Work to do –
Lines that contain the string "caption" are to be copied; leave out all others.

'''

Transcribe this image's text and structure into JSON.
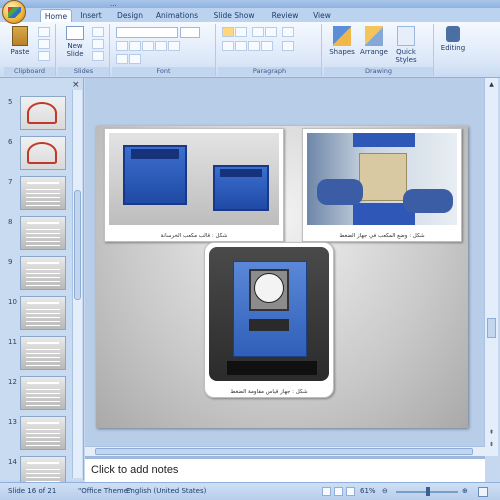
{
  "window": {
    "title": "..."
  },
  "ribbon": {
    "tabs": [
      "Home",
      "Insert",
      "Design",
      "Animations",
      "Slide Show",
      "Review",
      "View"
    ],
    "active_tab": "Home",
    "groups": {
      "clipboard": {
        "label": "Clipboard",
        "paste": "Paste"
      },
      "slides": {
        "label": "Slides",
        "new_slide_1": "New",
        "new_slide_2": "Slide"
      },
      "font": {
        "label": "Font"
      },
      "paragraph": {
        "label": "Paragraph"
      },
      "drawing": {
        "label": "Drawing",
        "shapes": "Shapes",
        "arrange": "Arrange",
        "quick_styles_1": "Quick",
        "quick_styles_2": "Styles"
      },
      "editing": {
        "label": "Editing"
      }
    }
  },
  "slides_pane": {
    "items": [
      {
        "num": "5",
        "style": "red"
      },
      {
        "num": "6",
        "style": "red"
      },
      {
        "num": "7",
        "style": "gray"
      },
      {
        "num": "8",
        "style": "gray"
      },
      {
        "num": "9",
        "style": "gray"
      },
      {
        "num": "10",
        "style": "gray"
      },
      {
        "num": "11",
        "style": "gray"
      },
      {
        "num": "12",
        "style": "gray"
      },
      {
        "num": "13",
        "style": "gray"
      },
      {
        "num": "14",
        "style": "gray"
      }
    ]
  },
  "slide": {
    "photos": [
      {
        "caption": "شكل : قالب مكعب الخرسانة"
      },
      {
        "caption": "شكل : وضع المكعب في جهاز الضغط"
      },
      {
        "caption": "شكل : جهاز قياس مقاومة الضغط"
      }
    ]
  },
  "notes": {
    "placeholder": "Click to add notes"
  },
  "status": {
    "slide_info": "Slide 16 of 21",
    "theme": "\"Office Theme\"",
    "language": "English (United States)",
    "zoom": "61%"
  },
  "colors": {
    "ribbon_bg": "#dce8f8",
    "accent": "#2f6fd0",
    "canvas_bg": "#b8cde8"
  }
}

'''

Task response –
        "caption": "شكل : قالب مكعب الخرسانة"
        "caption": "شكل : وضع المكعب في جهاز الضغط"
        "caption": "شكل : جهاز قياس مقاومة الضغط"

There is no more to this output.